(Document passage)
St. John's Methodist Church, Elsecar, South Yorkshire A SHORT HISTORY

[Additions in square brackets from comments of Roger Thorne, Plymouth & Exeter Methodist District Archivist] {Additions in these brackets from comments by Dr. E. Dorothy Graham, British Methodist Connexional Archivist}

by Edward Wilkinson.

In 1841 the foundation stone of the Wesleyan Chapel at Elsecar was laid by Revd. [Thomas] Edwards [Senior] [Wesleyan Methodist Superintendent from 1840 to 1843] of Rotherham [Circuit]. There is no official record of the date when the chapel was opened, but I have been told that July 1842 was the date, and that the dedicatory service was preached by Reverend [Revd. Thomas] Jackson who was [Past] President of the Conference [1838 - 1839] in that year. Previous to this time, the Gospel was preached by Wesleyan Methodist preachers in the old cottage near the L.N.E.R. Station, at that time tenanted by a Mr. William Hardy. I should think that this would be the old cottage in which Mr. William Bowden lived, the one close by the gas works.

The first records in connection with our Church are the receipts for pew rents, the first entries being made in November 1842; the charge for one sitting was 7.5d, and according to the book, the total number of pews in the Chapel was 12, and the number of seats in each pew was 10.

Extracts from the first deeds, now at Wath (presumably Trinity Methodist Church at Wath-upon-Dearne), show that the land on which the Chapel was built was not bought until after the building had been opened, for they are dated November 1842, and the land was bought from Samuel Hobson at a cost of £20. 15s. 6d. The following were the first trustees:- Samuel & Hannah Hobson, Joseph Wigfield, Henry Darwin, John Sykes, Samuel Thornsby, Thomas Green, John Harris, Richard Rhodes, Henry Pullen, Edwin Law, Joseph Utley, Thomas Kay, William Hardy and Thomas Edwards., all residents in the parish of Wath. More land was bought in the year 1862 at a cost of £5. 10s. 0d and the Chapel was enlarged in the year 1864.

In 1868, a Sunday School room was built over the Vestry, the actual cost is not stated, but the Trustees borrowed the sum of £64. 0s 0d from four of the members. At this time the Assessment to the quarter board was £1. 10s 0d per quarter. The harmonium player received 10/-d per quarter, and the Caretaker who was evidently a coal carter received the sum of £2. 10s 0d per year for cleaning the Chapel and carting the coals. In the same year, 1868, the Trust funds must have been in a poor way, and a series of efforts, teas, and the freewill openings, realised the sum of £100. 18s. 10d for the reduction of the debt. According to entries in the Treasurer's Account Book for 1869 it would appear that Mr. George Pullen of Elsecar built the Sunday School rooms over the Vestry in the previous year.

(Task input)
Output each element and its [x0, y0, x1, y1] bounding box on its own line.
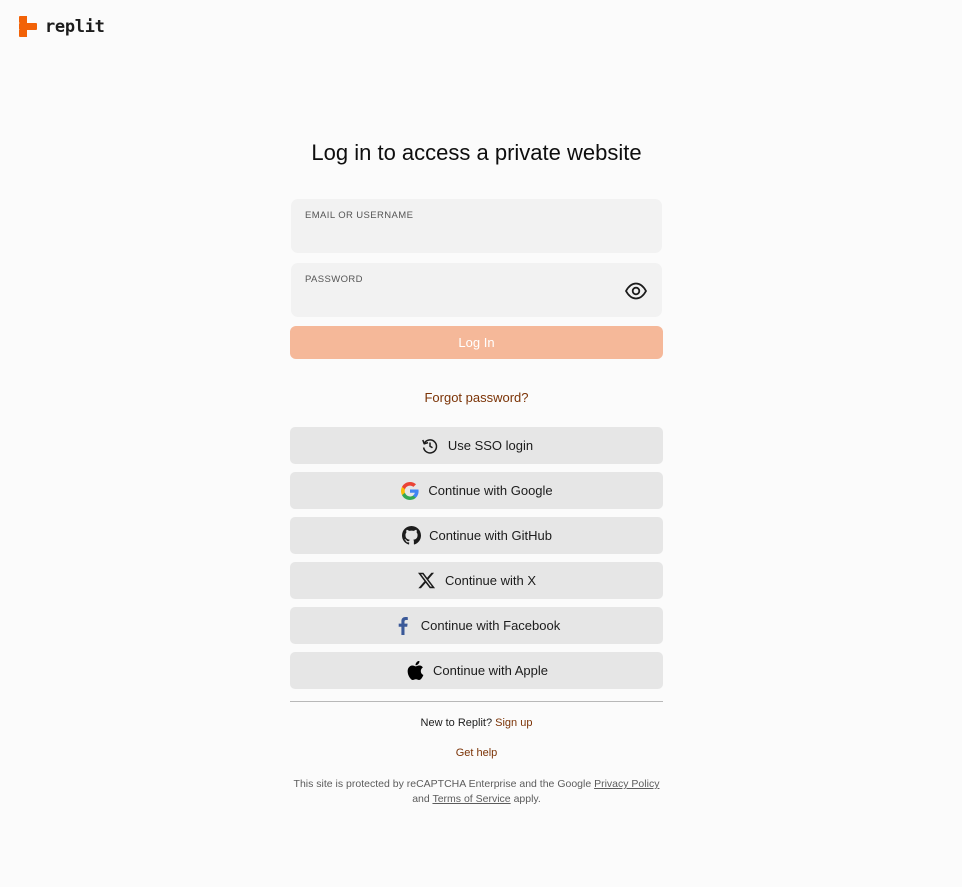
facebook-login-button[interactable]: Continue with Facebook	[290, 607, 663, 644]
apple-login-label: Continue with Apple	[433, 663, 548, 678]
password-input[interactable]	[305, 288, 605, 310]
google-login-label: Continue with Google	[428, 483, 553, 498]
x-icon	[417, 571, 437, 591]
signup-prompt: New to Replit? Sign up	[290, 717, 663, 729]
github-icon	[401, 526, 421, 546]
apple-login-button[interactable]: Continue with Apple	[290, 652, 663, 689]
facebook-login-label: Continue with Facebook	[420, 618, 561, 633]
page-title: Log in to access a private website	[311, 140, 642, 165]
sso-login-button[interactable]: Use SSO login	[290, 427, 663, 464]
forgot-password-link[interactable]: Forgot password?	[290, 390, 663, 405]
new-to-replit-text: New to Replit?	[420, 717, 493, 729]
x-login-label: Continue with X	[444, 573, 537, 588]
facebook-icon	[393, 616, 413, 636]
login-button[interactable]: Log In	[290, 326, 663, 359]
divider	[290, 701, 663, 702]
sso-refresh-icon	[420, 436, 440, 456]
github-login-label: Continue with GitHub	[429, 528, 552, 543]
recaptcha-notice: This site is protected by reCAPTCHA Ente…	[290, 777, 663, 807]
password-label: PASSWORD	[305, 274, 363, 285]
replit-logo[interactable]: replit	[19, 16, 105, 37]
get-help-link[interactable]: Get help	[290, 747, 663, 759]
legal-suffix: apply.	[513, 793, 541, 805]
password-field[interactable]: PASSWORD	[291, 263, 662, 317]
apple-icon	[405, 661, 425, 681]
x-login-button[interactable]: Continue with X	[290, 562, 663, 599]
privacy-policy-link[interactable]: Privacy Policy	[594, 778, 659, 790]
username-field[interactable]: EMAIL OR USERNAME	[291, 199, 662, 253]
signup-link[interactable]: Sign up	[495, 717, 532, 729]
eye-icon[interactable]	[624, 281, 648, 301]
username-input[interactable]	[305, 224, 605, 246]
sso-login-label: Use SSO login	[447, 438, 534, 453]
github-login-button[interactable]: Continue with GitHub	[290, 517, 663, 554]
legal-and: and	[412, 793, 430, 805]
legal-prefix: This site is protected by reCAPTCHA Ente…	[293, 778, 592, 790]
google-icon	[400, 481, 420, 501]
username-label: EMAIL OR USERNAME	[305, 210, 414, 221]
replit-wordmark: replit	[45, 16, 105, 37]
google-login-button[interactable]: Continue with Google	[290, 472, 663, 509]
replit-logo-icon	[19, 16, 37, 37]
terms-of-service-link[interactable]: Terms of Service	[432, 793, 510, 805]
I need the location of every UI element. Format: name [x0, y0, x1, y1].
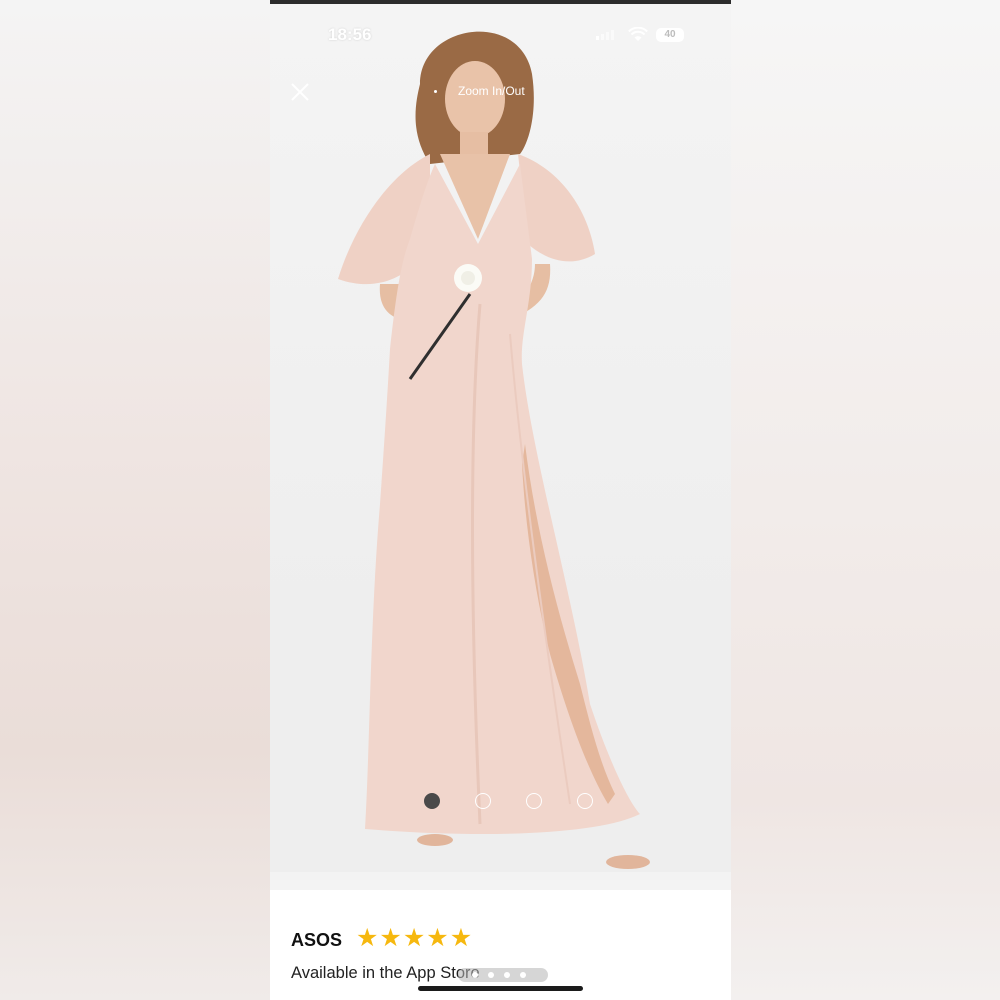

(Exercise task 1)
Count the lines in the entries that contain the string "This", treating uppercase and lowercase as different. Reply with the number alone.
(Exercise task 2)
Write the next part of the history of St. John's Methodist Church at Elsecar, picking up after its final sentence.

(Result 1)
2

(Result 2)
{The 15th Annual Report of the Wesleyan Chapel Committee 1869, shows 'Elsecar, S, Enlt. in Wath Circuit, Cost £60, Debt - none.}

[In 1873, Elsecar is listed as a Wesleyan Chapel with 240 seats.] (Matches with being part of Circuit based at Trinity Wesleyan Methodist Church, Wath-upon-Dearne.)

In the year 1874, a new pulpit was built in the Chapel. At this time the income from the pew rents was about £20.00 per year. In March 1877 at a special Trustees Meeting, it was decided to buy more land from Mr. & Mrs. Samuel Hobson, and to lease a portion of land from Earl Fitzwilliam, the cost of the land was £12. 19s. 9d. The Trustees decided that the Chapel should be enlarged and that new School Rooms and a new Vestry be built. The proposed alterations were brought before the Quarterly Meeting at Wath-upon-Dearne and carried unanimously. The Wesleyan Chapel Committee at Manchester sanctioned the scheme with the proviso that the cost of the building, land and legal charges not to exceed £1,000.00.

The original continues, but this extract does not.